- EXERCISE BRIEF: Each line containing the word "الآية" must be collected.

- DATA FOR THIS TASK:
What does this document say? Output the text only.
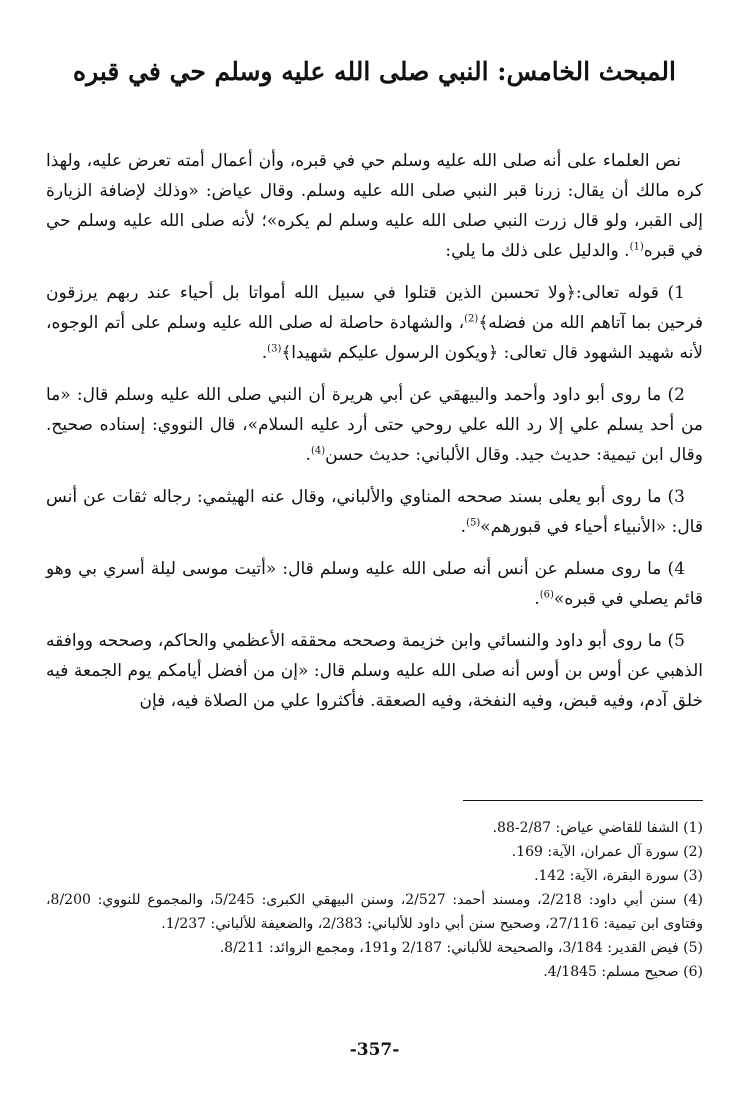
المبحث الخامس: النبي صلى الله عليه وسلم حي في قبره

نص العلماء على أنه صلى الله عليه وسلم حي في قبره، وأن أعمال أمته تعرض عليه، ولهذا كره مالك أن يقال: زرنا قبر النبي صلى الله عليه وسلم. وقال عياض: «وذلك لإضافة الزيارة إلى القبر، ولو قال زرت النبي صلى الله عليه وسلم لم يكره»؛ لأنه صلى الله عليه وسلم حي في قبره$^{(1)}$. والدليل على ذلك ما يلي:

1) قوله تعالى:﴿ولا تحسبن الذين قتلوا في سبيل الله أمواتا بل أحياء عند ربهم يرزقون فرحين بما آتاهم الله من فضله﴾$^{(2)}$، والشهادة حاصلة له صلى الله عليه وسلم على أتم الوجوه، لأنه شهيد الشهود قال تعالى: ﴿ويكون الرسول عليكم شهيدا﴾$^{(3)}$.

2) ما روى أبو داود وأحمد والبيهقي عن أبي هريرة أن النبي صلى الله عليه وسلم قال: «ما من أحد يسلم علي إلا رد الله علي روحي حتى أرد عليه السلام»، قال النووي: إسناده صحيح. وقال ابن تيمية: حديث جيد. وقال الألباني: حديث حسن$^{(4)}$.

3) ما روى أبو يعلى بسند صححه المناوي والألباني، وقال عنه الهيثمي: رجاله ثقات عن أنس قال: «الأنبياء أحياء في قبورهم»$^{(5)}$.

4) ما روى مسلم عن أنس أنه صلى الله عليه وسلم قال: «أتيت موسى ليلة أسري بي وهو قائم يصلي في قبره»$^{(6)}$.

5) ما روى أبو داود والنسائي وابن خزيمة وصححه محققه الأعظمي والحاكم، وصححه ووافقه الذهبي عن أوس بن أوس أنه صلى الله عليه وسلم قال: «إن من أفضل أيامكم يوم الجمعة فيه خلق آدم، وفيه قبض، وفيه النفخة، وفيه الصعقة. فأكثروا علي من الصلاة فيه، فإن

(1) الشفا للقاضي عياض: 2/87-88.

(2) سورة آل عمران، الآية: 169.

(3) سورة البقرة، الآية: 142.

(4) سنن أبي داود: 2/218، ومسند أحمد: 2/527، وسنن البيهقي الكبرى: 5/245، والمجموع للنووي: 8/200، وفتاوى ابن تيمية: 27/116، وصحيح سنن أبي داود للألباني: 2/383، والضعيفة للألباني: 1/237.

(5) فيض القدير: 3/184، والصحيحة للألباني: 2/187 و191، ومجمع الزوائد: 8/211.

(6) صحيح مسلم: 4/1845.

-357-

- REPLY:
(2) سورة آل عمران، الآية: 169.
(3) سورة البقرة، الآية: 142.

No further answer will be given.